▸ ITEMS:
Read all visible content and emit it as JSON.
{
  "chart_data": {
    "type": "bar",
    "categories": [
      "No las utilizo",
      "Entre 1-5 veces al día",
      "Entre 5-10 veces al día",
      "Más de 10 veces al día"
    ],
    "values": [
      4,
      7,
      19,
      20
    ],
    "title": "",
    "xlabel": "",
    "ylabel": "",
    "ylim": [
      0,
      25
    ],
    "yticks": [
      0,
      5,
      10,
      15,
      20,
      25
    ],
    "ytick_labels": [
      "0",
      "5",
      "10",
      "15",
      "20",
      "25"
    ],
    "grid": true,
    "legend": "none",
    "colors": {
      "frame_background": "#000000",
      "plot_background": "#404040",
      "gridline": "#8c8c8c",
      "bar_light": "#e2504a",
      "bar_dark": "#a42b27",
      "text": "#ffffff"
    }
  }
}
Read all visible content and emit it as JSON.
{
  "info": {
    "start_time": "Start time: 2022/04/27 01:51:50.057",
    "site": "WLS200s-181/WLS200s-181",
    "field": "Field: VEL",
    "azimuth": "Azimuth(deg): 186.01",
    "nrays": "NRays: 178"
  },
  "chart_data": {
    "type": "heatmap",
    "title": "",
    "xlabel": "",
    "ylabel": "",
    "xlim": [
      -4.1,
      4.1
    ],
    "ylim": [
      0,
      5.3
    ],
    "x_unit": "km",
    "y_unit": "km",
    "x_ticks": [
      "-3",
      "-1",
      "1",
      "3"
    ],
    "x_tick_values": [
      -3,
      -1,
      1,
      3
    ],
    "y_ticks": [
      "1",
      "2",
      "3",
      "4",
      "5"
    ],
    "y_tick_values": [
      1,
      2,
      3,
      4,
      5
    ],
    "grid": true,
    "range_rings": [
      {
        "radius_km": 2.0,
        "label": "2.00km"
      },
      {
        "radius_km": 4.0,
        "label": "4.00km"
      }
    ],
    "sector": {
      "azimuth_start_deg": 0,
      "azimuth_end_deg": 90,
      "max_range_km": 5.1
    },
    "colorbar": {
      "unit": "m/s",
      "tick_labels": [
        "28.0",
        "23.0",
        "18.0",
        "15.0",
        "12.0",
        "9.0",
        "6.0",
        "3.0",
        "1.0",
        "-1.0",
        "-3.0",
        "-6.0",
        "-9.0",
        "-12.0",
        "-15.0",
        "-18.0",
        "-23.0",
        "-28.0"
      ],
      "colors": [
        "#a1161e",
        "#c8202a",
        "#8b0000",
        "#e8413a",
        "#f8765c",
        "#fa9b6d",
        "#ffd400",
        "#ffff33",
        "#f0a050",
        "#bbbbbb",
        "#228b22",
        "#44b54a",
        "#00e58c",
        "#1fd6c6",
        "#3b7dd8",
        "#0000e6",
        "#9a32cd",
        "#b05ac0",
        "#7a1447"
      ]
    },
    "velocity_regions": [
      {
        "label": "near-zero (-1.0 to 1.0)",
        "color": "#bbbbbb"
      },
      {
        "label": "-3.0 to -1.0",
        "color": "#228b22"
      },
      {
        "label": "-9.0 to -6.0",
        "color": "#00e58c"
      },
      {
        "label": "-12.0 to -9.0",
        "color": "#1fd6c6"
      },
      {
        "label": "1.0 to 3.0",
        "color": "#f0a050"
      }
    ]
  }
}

▸ EXERCISE INSTRUCTIONS: Scan the lines for the string "veces". Copy out each line that matches.

▸ FINAL ANSWER:
      "Entre 1-5 veces al día",
      "Entre 5-10 veces al día",
      "Más de 10 veces al día"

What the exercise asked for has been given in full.